┌──
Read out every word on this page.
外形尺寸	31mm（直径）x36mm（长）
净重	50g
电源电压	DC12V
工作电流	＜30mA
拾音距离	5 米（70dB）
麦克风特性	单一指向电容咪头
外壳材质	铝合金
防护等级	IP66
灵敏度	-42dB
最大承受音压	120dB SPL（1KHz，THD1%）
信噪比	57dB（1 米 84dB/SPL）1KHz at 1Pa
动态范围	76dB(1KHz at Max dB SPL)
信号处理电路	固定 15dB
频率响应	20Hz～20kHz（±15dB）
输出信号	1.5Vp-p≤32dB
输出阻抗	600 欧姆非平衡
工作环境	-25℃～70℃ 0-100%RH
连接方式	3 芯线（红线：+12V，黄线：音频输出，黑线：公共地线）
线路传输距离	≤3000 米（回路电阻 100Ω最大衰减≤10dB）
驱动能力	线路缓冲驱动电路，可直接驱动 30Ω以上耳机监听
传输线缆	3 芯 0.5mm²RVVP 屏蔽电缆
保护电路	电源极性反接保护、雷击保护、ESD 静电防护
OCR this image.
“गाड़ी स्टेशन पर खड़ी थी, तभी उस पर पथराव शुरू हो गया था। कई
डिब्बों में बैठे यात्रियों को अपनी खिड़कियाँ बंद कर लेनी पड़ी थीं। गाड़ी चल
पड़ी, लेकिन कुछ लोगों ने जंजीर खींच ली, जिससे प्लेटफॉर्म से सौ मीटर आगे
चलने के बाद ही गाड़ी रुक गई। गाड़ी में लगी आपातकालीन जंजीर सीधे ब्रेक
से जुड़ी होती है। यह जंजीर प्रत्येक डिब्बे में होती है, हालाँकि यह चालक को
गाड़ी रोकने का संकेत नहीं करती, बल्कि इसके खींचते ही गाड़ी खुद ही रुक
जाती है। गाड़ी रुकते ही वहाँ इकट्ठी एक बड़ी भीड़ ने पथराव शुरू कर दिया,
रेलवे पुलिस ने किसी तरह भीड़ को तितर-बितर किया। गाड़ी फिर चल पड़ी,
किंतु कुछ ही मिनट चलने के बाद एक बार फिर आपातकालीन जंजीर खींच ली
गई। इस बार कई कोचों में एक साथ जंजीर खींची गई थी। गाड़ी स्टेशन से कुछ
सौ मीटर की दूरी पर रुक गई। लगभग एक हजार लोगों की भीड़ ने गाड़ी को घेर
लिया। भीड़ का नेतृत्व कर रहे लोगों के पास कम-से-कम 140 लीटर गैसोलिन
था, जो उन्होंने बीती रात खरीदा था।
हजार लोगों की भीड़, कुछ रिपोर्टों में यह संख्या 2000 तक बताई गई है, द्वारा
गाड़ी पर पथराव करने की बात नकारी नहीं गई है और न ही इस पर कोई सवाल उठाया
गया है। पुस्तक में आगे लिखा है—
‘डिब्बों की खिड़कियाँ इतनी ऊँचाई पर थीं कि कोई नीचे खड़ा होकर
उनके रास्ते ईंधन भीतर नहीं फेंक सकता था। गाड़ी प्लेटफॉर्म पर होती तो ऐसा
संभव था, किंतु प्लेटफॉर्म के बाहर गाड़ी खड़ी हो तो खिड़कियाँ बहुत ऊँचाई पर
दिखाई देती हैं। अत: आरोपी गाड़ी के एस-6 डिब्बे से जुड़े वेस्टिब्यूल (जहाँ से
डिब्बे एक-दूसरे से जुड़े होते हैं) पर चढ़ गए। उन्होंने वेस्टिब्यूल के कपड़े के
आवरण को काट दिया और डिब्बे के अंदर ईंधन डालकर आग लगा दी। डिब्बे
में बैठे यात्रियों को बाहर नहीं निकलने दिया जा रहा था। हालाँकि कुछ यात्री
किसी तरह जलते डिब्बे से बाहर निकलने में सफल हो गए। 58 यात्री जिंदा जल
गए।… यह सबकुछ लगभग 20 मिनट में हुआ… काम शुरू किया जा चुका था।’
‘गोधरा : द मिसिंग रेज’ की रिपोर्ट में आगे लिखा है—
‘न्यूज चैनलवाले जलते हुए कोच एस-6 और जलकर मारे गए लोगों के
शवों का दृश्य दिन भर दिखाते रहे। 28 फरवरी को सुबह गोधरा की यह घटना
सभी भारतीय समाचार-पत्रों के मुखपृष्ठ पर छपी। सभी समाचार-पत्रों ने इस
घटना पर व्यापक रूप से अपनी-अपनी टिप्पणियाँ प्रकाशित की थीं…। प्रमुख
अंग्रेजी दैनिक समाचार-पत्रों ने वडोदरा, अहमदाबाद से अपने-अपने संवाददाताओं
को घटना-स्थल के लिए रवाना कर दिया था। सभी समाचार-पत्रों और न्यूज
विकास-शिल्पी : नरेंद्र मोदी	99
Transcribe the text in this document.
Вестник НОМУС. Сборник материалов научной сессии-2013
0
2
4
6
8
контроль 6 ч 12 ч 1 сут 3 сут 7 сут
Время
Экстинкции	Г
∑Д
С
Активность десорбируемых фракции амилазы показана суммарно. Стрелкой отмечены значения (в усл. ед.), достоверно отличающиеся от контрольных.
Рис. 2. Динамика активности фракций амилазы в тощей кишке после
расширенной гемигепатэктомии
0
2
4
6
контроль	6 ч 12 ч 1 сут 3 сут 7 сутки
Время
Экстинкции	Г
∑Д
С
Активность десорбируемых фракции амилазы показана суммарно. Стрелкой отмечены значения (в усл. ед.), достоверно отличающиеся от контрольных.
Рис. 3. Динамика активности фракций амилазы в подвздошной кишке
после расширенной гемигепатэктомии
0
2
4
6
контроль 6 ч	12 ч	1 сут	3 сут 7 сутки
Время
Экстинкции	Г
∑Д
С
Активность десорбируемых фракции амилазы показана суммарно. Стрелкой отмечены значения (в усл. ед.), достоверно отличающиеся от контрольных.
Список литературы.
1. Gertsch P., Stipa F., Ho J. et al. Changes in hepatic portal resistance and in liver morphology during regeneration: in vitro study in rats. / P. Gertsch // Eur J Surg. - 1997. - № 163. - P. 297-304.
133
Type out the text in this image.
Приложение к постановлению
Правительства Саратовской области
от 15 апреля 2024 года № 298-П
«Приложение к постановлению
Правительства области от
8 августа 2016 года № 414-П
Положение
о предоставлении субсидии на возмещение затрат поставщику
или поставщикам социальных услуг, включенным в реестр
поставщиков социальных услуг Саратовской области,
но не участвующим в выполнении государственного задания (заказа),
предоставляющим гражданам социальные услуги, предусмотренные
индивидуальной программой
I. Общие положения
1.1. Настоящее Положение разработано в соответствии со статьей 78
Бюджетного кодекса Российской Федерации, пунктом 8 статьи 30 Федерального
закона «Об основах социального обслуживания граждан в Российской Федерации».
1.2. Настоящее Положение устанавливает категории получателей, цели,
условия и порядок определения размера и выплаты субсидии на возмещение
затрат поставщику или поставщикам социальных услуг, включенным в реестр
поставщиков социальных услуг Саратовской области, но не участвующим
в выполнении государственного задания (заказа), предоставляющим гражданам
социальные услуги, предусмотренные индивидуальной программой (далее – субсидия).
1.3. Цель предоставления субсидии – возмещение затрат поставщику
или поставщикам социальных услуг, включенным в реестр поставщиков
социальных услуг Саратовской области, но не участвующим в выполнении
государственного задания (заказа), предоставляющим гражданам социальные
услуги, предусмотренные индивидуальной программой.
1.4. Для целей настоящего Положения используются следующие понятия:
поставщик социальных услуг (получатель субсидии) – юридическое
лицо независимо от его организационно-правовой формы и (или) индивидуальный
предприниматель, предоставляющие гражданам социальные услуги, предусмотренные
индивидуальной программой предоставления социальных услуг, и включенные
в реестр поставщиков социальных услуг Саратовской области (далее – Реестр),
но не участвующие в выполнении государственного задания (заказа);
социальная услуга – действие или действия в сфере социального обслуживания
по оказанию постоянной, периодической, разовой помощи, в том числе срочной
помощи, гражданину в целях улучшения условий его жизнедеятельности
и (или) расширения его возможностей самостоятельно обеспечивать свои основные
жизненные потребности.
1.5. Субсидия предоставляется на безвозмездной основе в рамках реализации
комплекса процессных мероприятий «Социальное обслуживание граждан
└──
> _PROBLEM TO WORK ON_: Copy all the lines above that hold the string "заказа".

> _TASK RESULT_:
но не участвующим в выполнении государственного задания (заказа),
в выполнении государственного задания (заказа), предоставляющим гражданам
государственного задания (заказа), предоставляющим гражданам социальные
но не участвующие в выполнении государственного задания (заказа);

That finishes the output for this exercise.